>> BEGIN
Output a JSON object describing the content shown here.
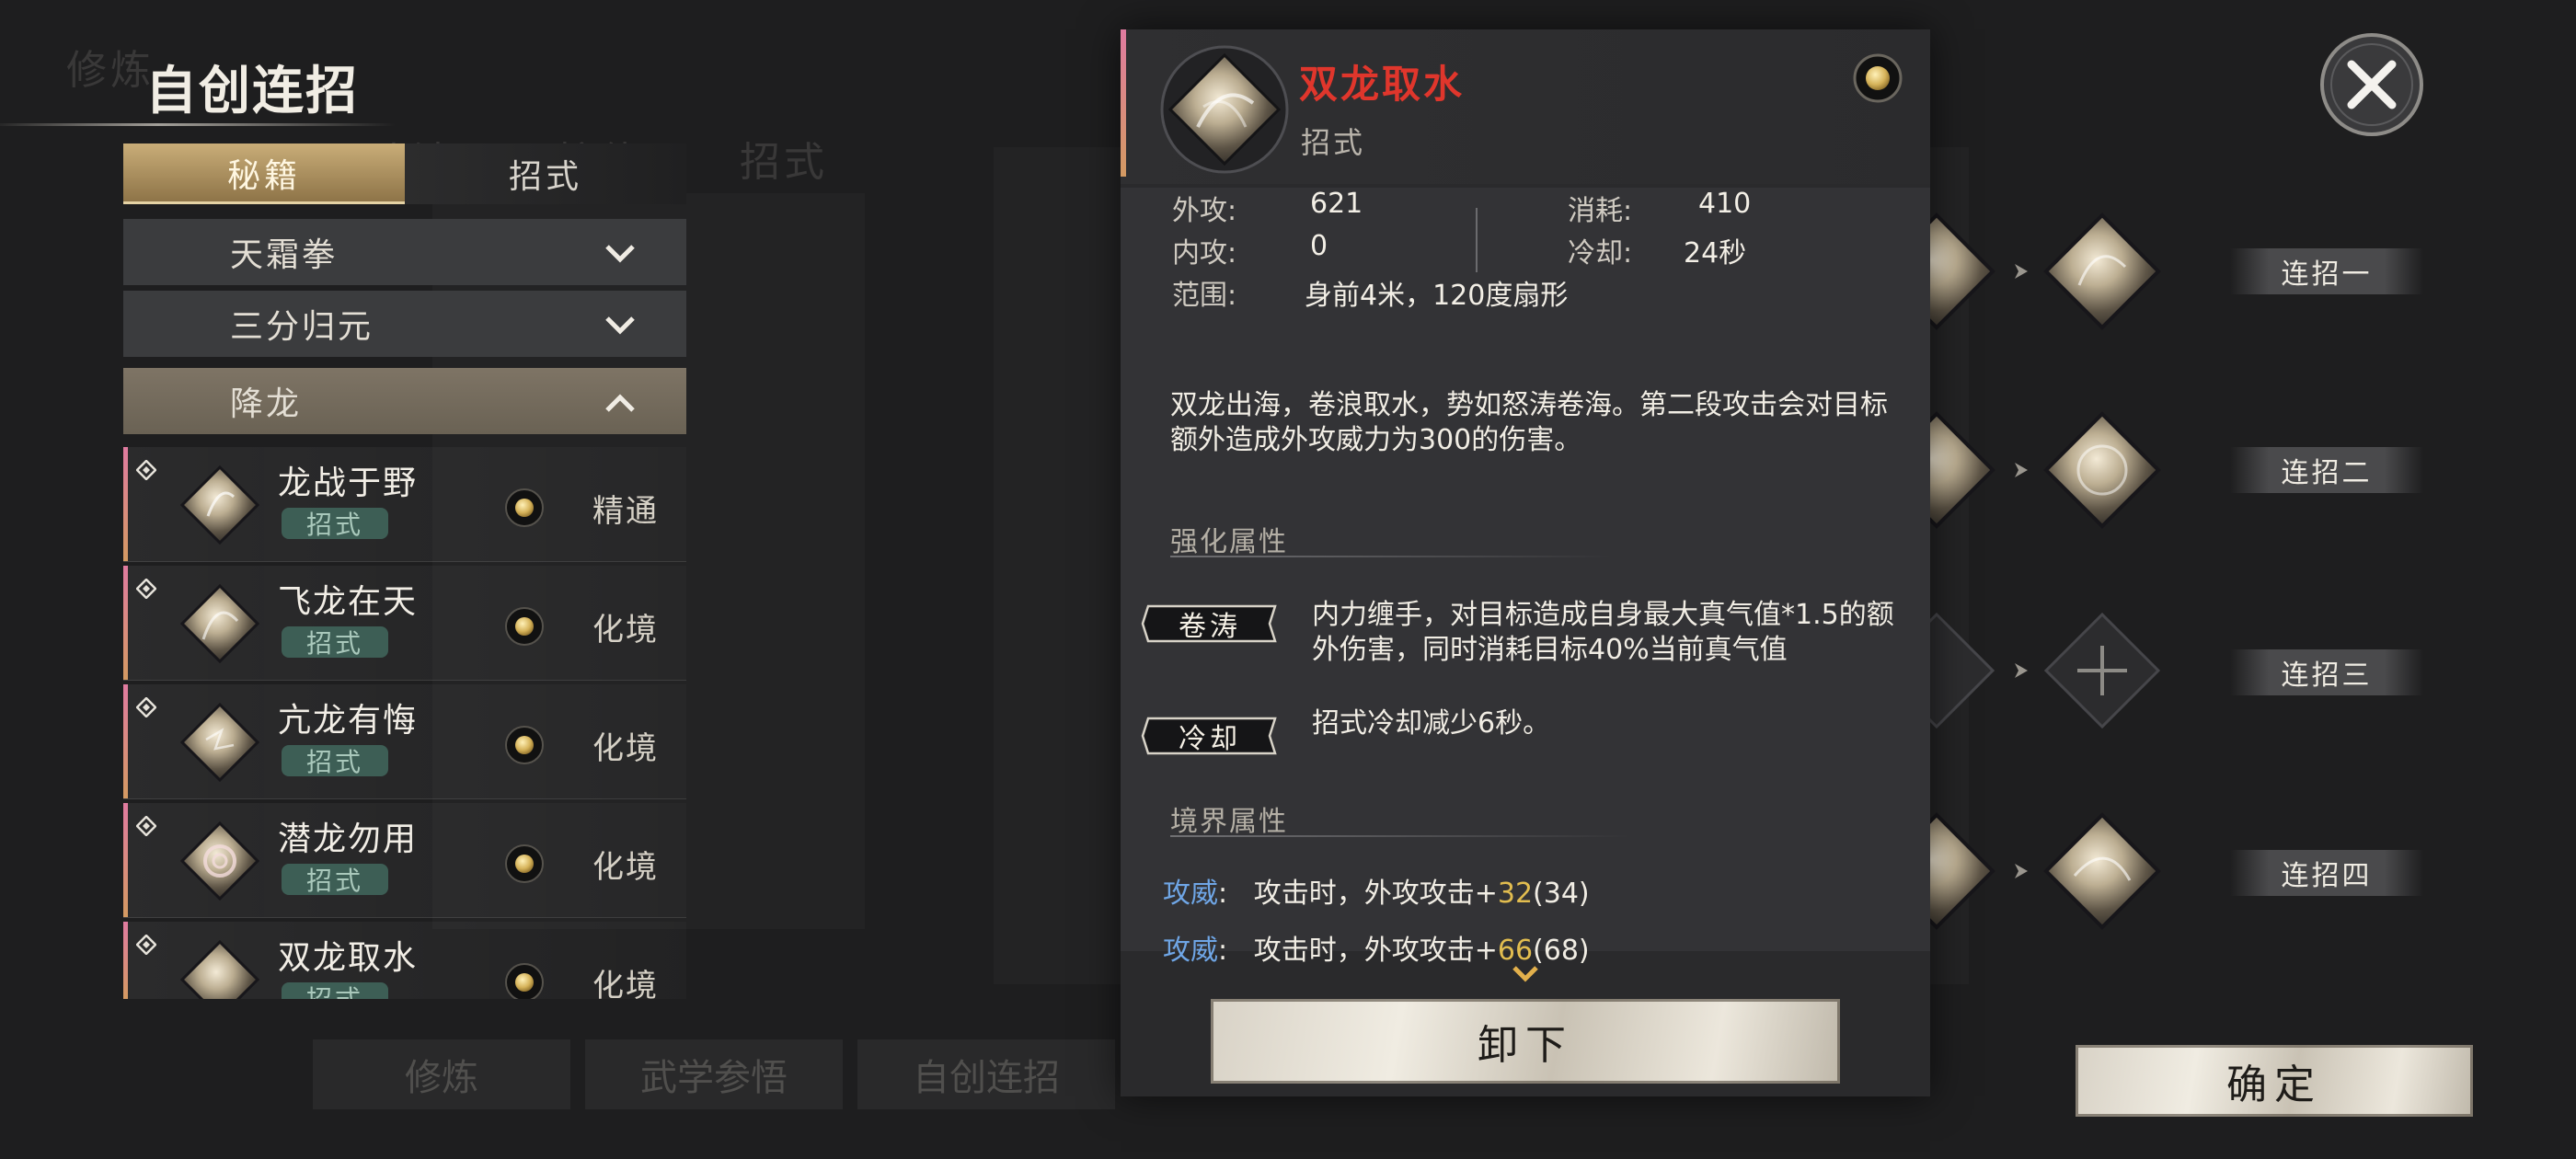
{
  "page": {
    "title": "自创连招"
  },
  "tabs": [
    {
      "label": "秘籍",
      "active": true
    },
    {
      "label": "招式",
      "active": false
    }
  ],
  "categories": [
    {
      "label": "天霜拳",
      "expanded": false
    },
    {
      "label": "三分归元",
      "expanded": false
    },
    {
      "label": "降龙",
      "expanded": true
    }
  ],
  "moves": [
    {
      "name": "龙战于野",
      "tag": "招式",
      "level": "精通"
    },
    {
      "name": "飞龙在天",
      "tag": "招式",
      "level": "化境"
    },
    {
      "name": "亢龙有悔",
      "tag": "招式",
      "level": "化境"
    },
    {
      "name": "潜龙勿用",
      "tag": "招式",
      "level": "化境"
    },
    {
      "name": "双龙取水",
      "tag": "招式",
      "level": "化境"
    }
  ],
  "detail": {
    "name": "双龙取水",
    "type": "招式",
    "stats": {
      "outer_attack_label": "外攻:",
      "outer_attack": "621",
      "inner_attack_label": "内攻:",
      "inner_attack": "0",
      "cost_label": "消耗:",
      "cost": "410",
      "cooldown_label": "冷却:",
      "cooldown": "24秒",
      "range_label": "范围:",
      "range": "身前4米，120度扇形"
    },
    "description": "双龙出海，卷浪取水，势如怒涛卷海。第二段攻击会对目标额外造成外攻威力为300的伤害。",
    "enhance_title": "强化属性",
    "enhancements": [
      {
        "tag": "卷涛",
        "text": "内力缠手，对目标造成自身最大真气值*1.5的额外伤害，同时消耗目标40%当前真气值"
      },
      {
        "tag": "冷却",
        "text": "招式冷却减少6秒。"
      }
    ],
    "realm_title": "境界属性",
    "realm_lines": [
      {
        "key": "攻威",
        "sep": ":",
        "text": "攻击时，外攻攻击+",
        "plus": "32",
        "total": "(34)"
      },
      {
        "key": "攻威",
        "sep": ":",
        "text": "攻击时，外攻攻击+",
        "plus": "66",
        "total": "(68)"
      }
    ],
    "unequip_label": "卸下"
  },
  "combo_slots": [
    {
      "label": "连招一"
    },
    {
      "label": "连招二"
    },
    {
      "label": "连招三"
    },
    {
      "label": "连招四"
    }
  ],
  "confirm_label": "确定",
  "background": {
    "ghost_title": "修炼",
    "ghost_tabs": [
      "功法",
      "护体",
      "招式"
    ],
    "bottom_tabs": [
      "修炼",
      "武学参悟",
      "自创连招"
    ]
  },
  "colors": {
    "skill_name": "#e0362c",
    "realm_key": "#6fa6e6",
    "realm_plus": "#e2bd4f",
    "tab_active": "#c9ad78",
    "tag_bg": "#3d5e55",
    "accent_bar": "#e07ba0"
  },
  "icons": {
    "close": "close-x-icon",
    "coin": "coin-icon",
    "chevron_down": "chevron-down-icon",
    "chevron_up": "chevron-up-icon",
    "add": "plus-icon"
  }
}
>> END
Brief
Leave out the pictures and output every record above precisely as given.

Written response
Output a JSON object describing the content shown here.
{
  "page": {
    "title": "自创连招"
  },
  "tabs": [
    {
      "label": "秘籍",
      "active": true
    },
    {
      "label": "招式",
      "active": false
    }
  ],
  "categories": [
    {
      "label": "天霜拳",
      "expanded": false
    },
    {
      "label": "三分归元",
      "expanded": false
    },
    {
      "label": "降龙",
      "expanded": true
    }
  ],
  "moves": [
    {
      "name": "龙战于野",
      "tag": "招式",
      "level": "精通"
    },
    {
      "name": "飞龙在天",
      "tag": "招式",
      "level": "化境"
    },
    {
      "name": "亢龙有悔",
      "tag": "招式",
      "level": "化境"
    },
    {
      "name": "潜龙勿用",
      "tag": "招式",
      "level": "化境"
    },
    {
      "name": "双龙取水",
      "tag": "招式",
      "level": "化境"
    }
  ],
  "detail": {
    "name": "双龙取水",
    "type": "招式",
    "stats": {
      "outer_attack_label": "外攻:",
      "outer_attack": "621",
      "inner_attack_label": "内攻:",
      "inner_attack": "0",
      "cost_label": "消耗:",
      "cost": "410",
      "cooldown_label": "冷却:",
      "cooldown": "24秒",
      "range_label": "范围:",
      "range": "身前4米，120度扇形"
    },
    "description": "双龙出海，卷浪取水，势如怒涛卷海。第二段攻击会对目标额外造成外攻威力为300的伤害。",
    "enhance_title": "强化属性",
    "enhancements": [
      {
        "tag": "卷涛",
        "text": "内力缠手，对目标造成自身最大真气值*1.5的额外伤害，同时消耗目标40%当前真气值"
      },
      {
        "tag": "冷却",
        "text": "招式冷却减少6秒。"
      }
    ],
    "realm_title": "境界属性",
    "realm_lines": [
      {
        "key": "攻威",
        "sep": ":",
        "text": "攻击时，外攻攻击+",
        "plus": "32",
        "total": "(34)"
      },
      {
        "key": "攻威",
        "sep": ":",
        "text": "攻击时，外攻攻击+",
        "plus": "66",
        "total": "(68)"
      }
    ],
    "unequip_label": "卸下"
  },
  "combo_slots": [
    {
      "label": "连招一"
    },
    {
      "label": "连招二"
    },
    {
      "label": "连招三"
    },
    {
      "label": "连招四"
    }
  ],
  "confirm_label": "确定",
  "background": {
    "ghost_title": "修炼",
    "ghost_tabs": [
      "功法",
      "护体",
      "招式"
    ],
    "bottom_tabs": [
      "修炼",
      "武学参悟",
      "自创连招"
    ]
  },
  "colors": {
    "skill_name": "#e0362c",
    "realm_key": "#6fa6e6",
    "realm_plus": "#e2bd4f",
    "tab_active": "#c9ad78",
    "tag_bg": "#3d5e55",
    "accent_bar": "#e07ba0"
  },
  "icons": {
    "close": "close-x-icon",
    "coin": "coin-icon",
    "chevron_down": "chevron-down-icon",
    "chevron_up": "chevron-up-icon",
    "add": "plus-icon"
  }
}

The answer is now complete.